Only the number is wanted: how many lines contain the string "複数の店舗で使用できる"?
----------------------------------------
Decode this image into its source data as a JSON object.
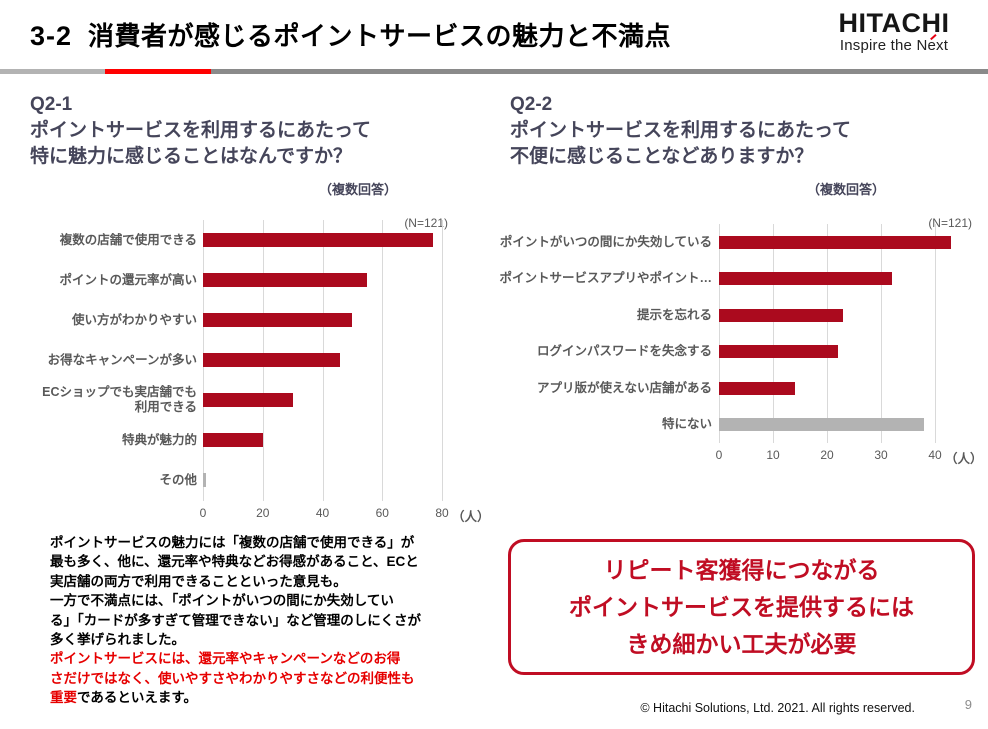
{
  "header": {
    "section_number": "3-2",
    "title": "消費者が感じるポイントサービスの魅力と不満点",
    "logo_name": "HITACHI",
    "logo_tagline": "Inspire the Next"
  },
  "colors": {
    "bar_red": "#ab0a1e",
    "bar_gray": "#b3b3b3",
    "rule_light_gray": "#b3b3b3",
    "rule_red": "#ff0000",
    "rule_gray": "#8a8a8a",
    "heading_slate": "#45455a",
    "callout_red": "#c00d23",
    "summary_red": "#e60000",
    "gridline_gray": "#d9d9d9"
  },
  "questions": {
    "q1": {
      "code": "Q2-1",
      "line1": "ポイントサービスを利用するにあたって",
      "line2": "特に魅力に感じることはなんですか？",
      "note": "（複数回答）",
      "n_label": "(N=121)"
    },
    "q2": {
      "code": "Q2-2",
      "line1": "ポイントサービスを利用するにあたって",
      "line2": "不便に感じることなどありますか？",
      "note": "（複数回答）",
      "n_label": "(N=121)"
    }
  },
  "chart_data": [
    {
      "type": "bar",
      "orientation": "horizontal",
      "title": "Q2-1 ポイントサービスを利用するにあたって特に魅力に感じることはなんですか？（複数回答）",
      "n": "(N=121)",
      "categories": [
        "複数の店舗で使用できる",
        "ポイントの還元率が高い",
        "使い方がわかりやすい",
        "お得なキャンペーンが多い",
        "ECショップでも実店舗でも\n利用できる",
        "特典が魅力的",
        "その他"
      ],
      "values": [
        77,
        55,
        50,
        46,
        30,
        20,
        1
      ],
      "bar_colors": [
        "#ab0a1e",
        "#ab0a1e",
        "#ab0a1e",
        "#ab0a1e",
        "#ab0a1e",
        "#ab0a1e",
        "#b3b3b3"
      ],
      "x_ticks": [
        0,
        20,
        40,
        60,
        80
      ],
      "xlim": [
        0,
        80
      ],
      "xlabel": "（人）",
      "grid": true,
      "legend": false
    },
    {
      "type": "bar",
      "orientation": "horizontal",
      "title": "Q2-2 ポイントサービスを利用するにあたって不便に感じることなどありますか？（複数回答）",
      "n": "(N=121)",
      "categories": [
        "ポイントがいつの間にか失効している",
        "ポイントサービスアプリやポイント…",
        "提示を忘れる",
        "ログインパスワードを失念する",
        "アプリ版が使えない店舗がある",
        "特にない"
      ],
      "values": [
        43,
        32,
        23,
        22,
        14,
        38
      ],
      "bar_colors": [
        "#ab0a1e",
        "#ab0a1e",
        "#ab0a1e",
        "#ab0a1e",
        "#ab0a1e",
        "#b3b3b3"
      ],
      "x_ticks": [
        0,
        10,
        20,
        30,
        40
      ],
      "xlim": [
        0,
        40
      ],
      "xlabel": "（人）",
      "grid": true,
      "legend": false
    }
  ],
  "summary": {
    "segments": [
      {
        "color": "black",
        "text": "ポイントサービスの魅力には「複数の店舗で使用できる」が\n最も多く、他に、還元率や特典などお得感があること、ECと\n実店舗の両方で利用できることといった意見も。\n一方で不満点には、「ポイントがいつの間にか失効してい\nる」「カードが多すぎて管理できない」など管理のしにくさが\n多く挙げられました。\n"
      },
      {
        "color": "red",
        "text": "ポイントサービスには、還元率やキャンペーンなどのお得\nさだけではなく、使いやすさやわかりやすさなどの利便性も\n重要"
      },
      {
        "color": "black",
        "text": "であるといえます。"
      }
    ]
  },
  "callout": {
    "lines": [
      "リピート客獲得につながる",
      "ポイントサービスを提供するには",
      "きめ細かい工夫が必要"
    ]
  },
  "footer": {
    "copyright": "© Hitachi Solutions, Ltd. 2021. All rights reserved.",
    "page": "9"
  }
}
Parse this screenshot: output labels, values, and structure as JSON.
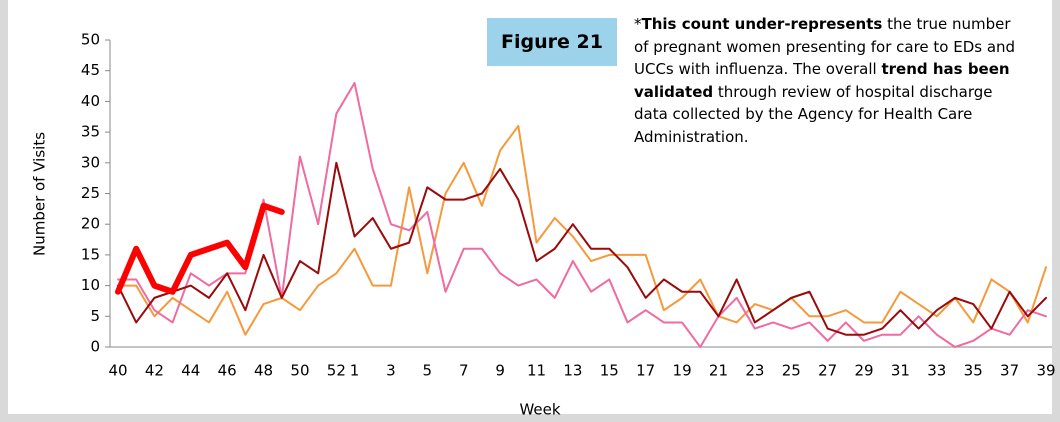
{
  "figure_label": "Figure 21",
  "note": [
    {
      "text": "*",
      "bold": false
    },
    {
      "text": "This count under-represents",
      "bold": true
    },
    {
      "text": " the true number of pregnant women presenting for care to EDs and UCCs with influenza. The overall ",
      "bold": false
    },
    {
      "text": "trend has been validated",
      "bold": true
    },
    {
      "text": " through review of hospital discharge data collected by the Agency for Health Care Administration.",
      "bold": false
    }
  ],
  "chart_data": {
    "type": "line",
    "x_label": "Week",
    "y_label": "Number of Visits",
    "categories": [
      "40",
      null,
      "42",
      null,
      "44",
      null,
      "46",
      null,
      "48",
      null,
      "50",
      null,
      "52",
      "1",
      null,
      "3",
      null,
      "5",
      null,
      "7",
      null,
      "9",
      null,
      "11",
      null,
      "13",
      null,
      "15",
      null,
      "17",
      null,
      "19",
      null,
      "21",
      null,
      "23",
      null,
      "25",
      null,
      "27",
      null,
      "29",
      null,
      "31",
      null,
      "33",
      null,
      "35",
      null,
      "37",
      null,
      "39"
    ],
    "ylim": [
      0,
      50
    ],
    "yticks": [
      0,
      5,
      10,
      15,
      20,
      25,
      30,
      35,
      40,
      45,
      50
    ],
    "grid": false,
    "series": [
      {
        "color": "#f59a3c",
        "width": 2,
        "values": [
          10,
          10,
          5,
          8,
          6,
          4,
          9,
          2,
          7,
          8,
          6,
          10,
          12,
          16,
          10,
          10,
          26,
          12,
          25,
          30,
          23,
          32,
          36,
          17,
          21,
          18,
          14,
          15,
          15,
          15,
          6,
          8,
          11,
          5,
          4,
          7,
          6,
          8,
          5,
          5,
          6,
          4,
          4,
          9,
          7,
          5,
          8,
          4,
          11,
          9,
          4,
          13
        ]
      },
      {
        "color": "#ef6ba0",
        "width": 2,
        "values": [
          11,
          11,
          6,
          4,
          12,
          10,
          12,
          12,
          24,
          8,
          31,
          20,
          38,
          43,
          29,
          20,
          19,
          22,
          9,
          16,
          16,
          12,
          10,
          11,
          8,
          14,
          9,
          11,
          4,
          6,
          4,
          4,
          0,
          5,
          8,
          3,
          4,
          3,
          4,
          1,
          4,
          1,
          2,
          2,
          5,
          2,
          0,
          1,
          3,
          2,
          6,
          5
        ]
      },
      {
        "color": "#9a0a0a",
        "width": 2,
        "values": [
          10,
          4,
          8,
          9,
          10,
          8,
          12,
          6,
          15,
          8,
          14,
          12,
          30,
          18,
          21,
          16,
          17,
          26,
          24,
          24,
          25,
          29,
          24,
          14,
          16,
          20,
          16,
          16,
          13,
          8,
          11,
          9,
          9,
          5,
          11,
          4,
          6,
          8,
          9,
          3,
          2,
          2,
          3,
          6,
          3,
          6,
          8,
          7,
          3,
          9,
          5,
          8
        ]
      },
      {
        "color": "#ff0000",
        "width": 6,
        "values": [
          9,
          16,
          10,
          9,
          15,
          16,
          17,
          13,
          23,
          22,
          null,
          null,
          null,
          null,
          null,
          null,
          null,
          null,
          null,
          null,
          null,
          null,
          null,
          null,
          null,
          null,
          null,
          null,
          null,
          null,
          null,
          null,
          null,
          null,
          null,
          null,
          null,
          null,
          null,
          null,
          null,
          null,
          null,
          null,
          null,
          null,
          null,
          null,
          null,
          null,
          null,
          null
        ]
      }
    ]
  }
}
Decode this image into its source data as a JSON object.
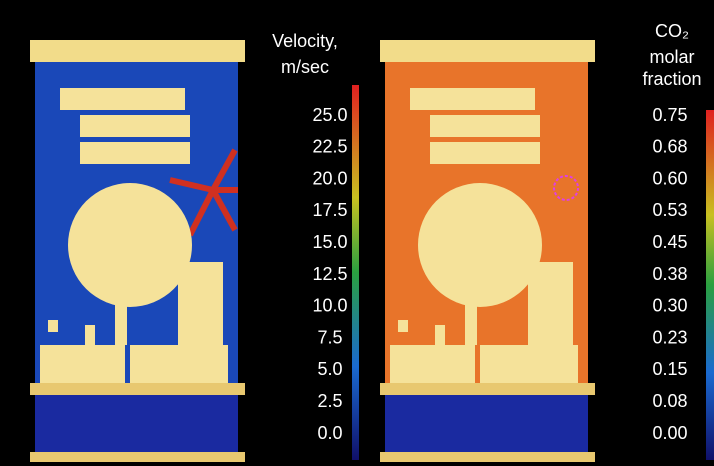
{
  "panels": [
    {
      "colorbar": {
        "title": [
          "Velocity,",
          "m/sec"
        ],
        "ticks": [
          "25.0",
          "22.5",
          "20.0",
          "17.5",
          "15.0",
          "12.5",
          "10.0",
          "7.5",
          "5.0",
          "2.5",
          "0.0"
        ]
      }
    },
    {
      "colorbar": {
        "title": [
          "CO₂",
          "molar",
          "fraction"
        ],
        "ticks": [
          "0.75",
          "0.68",
          "0.60",
          "0.53",
          "0.45",
          "0.38",
          "0.30",
          "0.23",
          "0.15",
          "0.08",
          "0.00"
        ]
      }
    }
  ]
}
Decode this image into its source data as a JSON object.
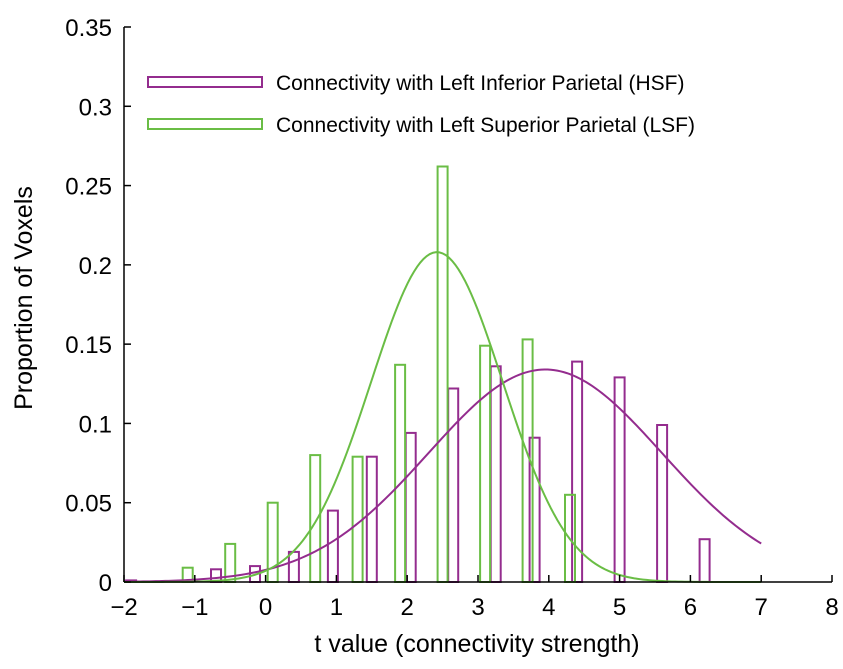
{
  "chart_data": {
    "type": "bar",
    "xlabel": "t value (connectivity strength)",
    "ylabel": "Proportion of Voxels",
    "xlim": [
      -2,
      8
    ],
    "ylim": [
      0,
      0.35
    ],
    "xticks": [
      -2,
      -1,
      0,
      1,
      2,
      3,
      4,
      5,
      6,
      7,
      8
    ],
    "xtick_labels": [
      "−2",
      "−1",
      "0",
      "1",
      "2",
      "3",
      "4",
      "5",
      "6",
      "7",
      "8"
    ],
    "yticks": [
      0,
      0.05,
      0.1,
      0.15,
      0.2,
      0.25,
      0.3,
      0.35
    ],
    "ytick_labels": [
      "0",
      "0.05",
      "0.1",
      "0.15",
      "0.2",
      "0.25",
      "0.3",
      "0.35"
    ],
    "grid": false,
    "legend_position": "top",
    "series": [
      {
        "name": "Connectivity with Left Inferior Parietal (HSF)",
        "color": "#942C8E",
        "bar_offset": -0.1,
        "x": [
          -1.8,
          -0.6,
          -0.05,
          0.5,
          1.05,
          1.6,
          2.15,
          2.75,
          3.35,
          3.9,
          4.5,
          5.1,
          5.7,
          6.3
        ],
        "values": [
          0.001,
          0.008,
          0.01,
          0.019,
          0.045,
          0.079,
          0.094,
          0.122,
          0.136,
          0.091,
          0.139,
          0.129,
          0.099,
          0.027
        ],
        "fit": {
          "type": "gaussian",
          "mean": 3.95,
          "sd": 1.65,
          "peak": 0.134,
          "range": [
            -2,
            7
          ]
        }
      },
      {
        "name": "Connectivity with Left Superior Parietal (LSF)",
        "color": "#6ABD45",
        "bar_offset": 0.1,
        "x": [
          -1.2,
          -0.6,
          0.0,
          0.6,
          1.2,
          1.8,
          2.4,
          3.0,
          3.6,
          4.2
        ],
        "values": [
          0.009,
          0.024,
          0.05,
          0.08,
          0.079,
          0.137,
          0.262,
          0.149,
          0.153,
          0.055
        ],
        "fit": {
          "type": "gaussian",
          "mean": 2.42,
          "sd": 0.93,
          "peak": 0.208,
          "range": [
            -2,
            7
          ]
        }
      }
    ]
  }
}
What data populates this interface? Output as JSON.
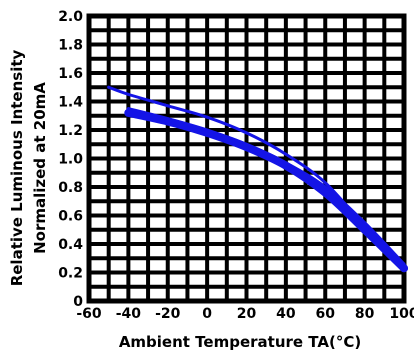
{
  "chart_data": {
    "type": "line",
    "title": "",
    "xlabel": "Ambient Temperature TA(°C)",
    "ylabel_lines": [
      "Relative Luminous Intensity",
      "Normalized at 20mA"
    ],
    "xlim": [
      -60,
      100
    ],
    "ylim": [
      0,
      2.0
    ],
    "x_ticks": [
      -60,
      -40,
      -20,
      0,
      20,
      40,
      60,
      80,
      100
    ],
    "x_tick_labels": [
      "-60",
      "-40",
      "-20",
      "0",
      "20",
      "40",
      "60",
      "80",
      "100"
    ],
    "y_ticks": [
      0,
      0.2,
      0.4,
      0.6,
      0.8,
      1.0,
      1.2,
      1.4,
      1.6,
      1.8,
      2.0
    ],
    "y_tick_labels": [
      "0",
      "0.2",
      "0.4",
      "0.6",
      "0.8",
      "1.0",
      "1.2",
      "1.4",
      "1.6",
      "1.8",
      "2.0"
    ],
    "grid": true,
    "line_color": "#1414e6",
    "series": [
      {
        "x": [
          -50,
          -40,
          -20,
          0,
          20,
          40,
          60,
          80
        ],
        "y": [
          1.5,
          1.45,
          1.37,
          1.29,
          1.18,
          1.03,
          0.83,
          0.52
        ],
        "width": 3
      },
      {
        "x": [
          -40,
          -20,
          0,
          20,
          40,
          60,
          80,
          100
        ],
        "y": [
          1.32,
          1.26,
          1.18,
          1.08,
          0.95,
          0.76,
          0.5,
          0.23
        ],
        "width": 8
      },
      {
        "x": [
          -40,
          -20,
          0,
          20,
          40,
          60,
          80,
          100
        ],
        "y": [
          1.35,
          1.28,
          1.2,
          1.1,
          0.97,
          0.8,
          0.55,
          0.26
        ],
        "width": 3
      }
    ]
  }
}
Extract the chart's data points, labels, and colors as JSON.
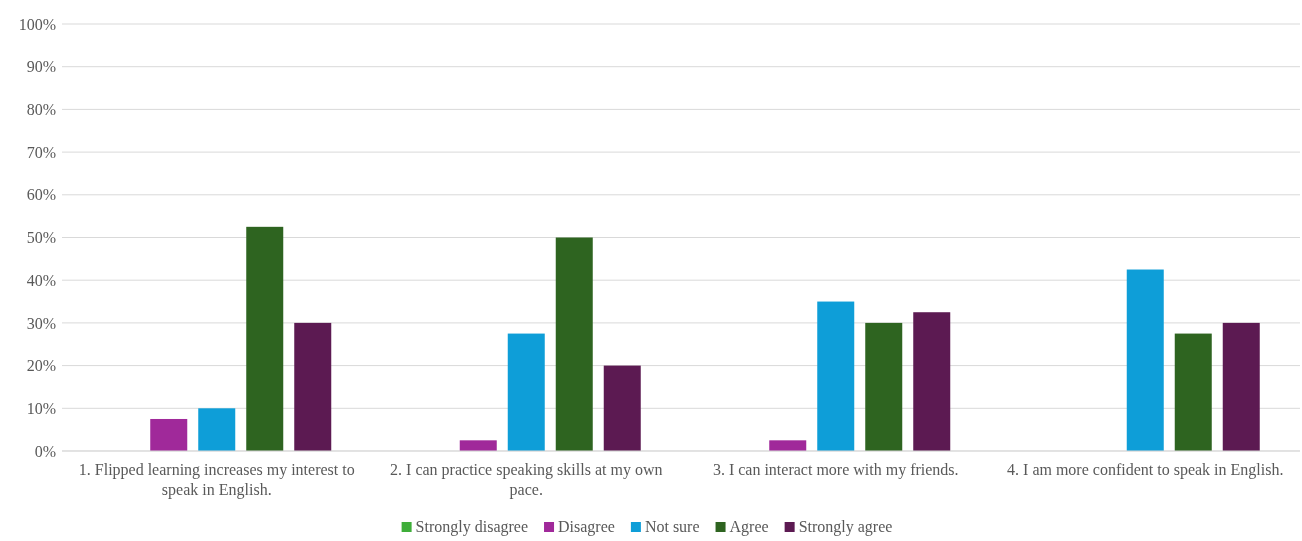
----------------------------------------
REPLY: 2